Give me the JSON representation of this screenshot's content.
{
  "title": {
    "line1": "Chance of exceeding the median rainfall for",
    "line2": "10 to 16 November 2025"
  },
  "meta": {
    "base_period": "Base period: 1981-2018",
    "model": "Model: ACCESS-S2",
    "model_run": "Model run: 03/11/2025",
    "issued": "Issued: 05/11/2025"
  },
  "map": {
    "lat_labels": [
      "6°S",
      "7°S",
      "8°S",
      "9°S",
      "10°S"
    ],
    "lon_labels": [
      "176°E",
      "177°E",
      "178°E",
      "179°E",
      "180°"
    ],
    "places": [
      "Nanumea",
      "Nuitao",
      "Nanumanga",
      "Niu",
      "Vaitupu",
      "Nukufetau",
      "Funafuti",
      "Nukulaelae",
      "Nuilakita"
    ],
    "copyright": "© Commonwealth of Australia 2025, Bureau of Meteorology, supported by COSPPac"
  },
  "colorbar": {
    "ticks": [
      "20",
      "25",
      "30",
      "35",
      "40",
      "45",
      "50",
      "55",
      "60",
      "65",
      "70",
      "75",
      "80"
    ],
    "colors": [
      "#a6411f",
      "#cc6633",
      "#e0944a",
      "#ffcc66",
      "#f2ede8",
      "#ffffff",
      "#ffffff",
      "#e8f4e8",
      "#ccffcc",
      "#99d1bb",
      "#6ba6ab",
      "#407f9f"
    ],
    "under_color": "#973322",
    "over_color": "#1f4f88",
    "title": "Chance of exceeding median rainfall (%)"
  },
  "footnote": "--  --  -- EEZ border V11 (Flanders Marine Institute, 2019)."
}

##########

■ Exercise aim ■
Reproduce each line of the material above precisely.

■ Answer ■
Give me the JSON representation of this screenshot's content.
{
  "title": {
    "line1": "Chance of exceeding the median rainfall for",
    "line2": "10 to 16 November 2025"
  },
  "meta": {
    "base_period": "Base period: 1981-2018",
    "model": "Model: ACCESS-S2",
    "model_run": "Model run: 03/11/2025",
    "issued": "Issued: 05/11/2025"
  },
  "map": {
    "lat_labels": [
      "6°S",
      "7°S",
      "8°S",
      "9°S",
      "10°S"
    ],
    "lon_labels": [
      "176°E",
      "177°E",
      "178°E",
      "179°E",
      "180°"
    ],
    "places": [
      "Nanumea",
      "Nuitao",
      "Nanumanga",
      "Niu",
      "Vaitupu",
      "Nukufetau",
      "Funafuti",
      "Nukulaelae",
      "Nuilakita"
    ],
    "copyright": "© Commonwealth of Australia 2025, Bureau of Meteorology, supported by COSPPac"
  },
  "colorbar": {
    "ticks": [
      "20",
      "25",
      "30",
      "35",
      "40",
      "45",
      "50",
      "55",
      "60",
      "65",
      "70",
      "75",
      "80"
    ],
    "colors": [
      "#a6411f",
      "#cc6633",
      "#e0944a",
      "#ffcc66",
      "#f2ede8",
      "#ffffff",
      "#ffffff",
      "#e8f4e8",
      "#ccffcc",
      "#99d1bb",
      "#6ba6ab",
      "#407f9f"
    ],
    "under_color": "#973322",
    "over_color": "#1f4f88",
    "title": "Chance of exceeding median rainfall (%)"
  },
  "footnote": "--  --  -- EEZ border V11 (Flanders Marine Institute, 2019)."
}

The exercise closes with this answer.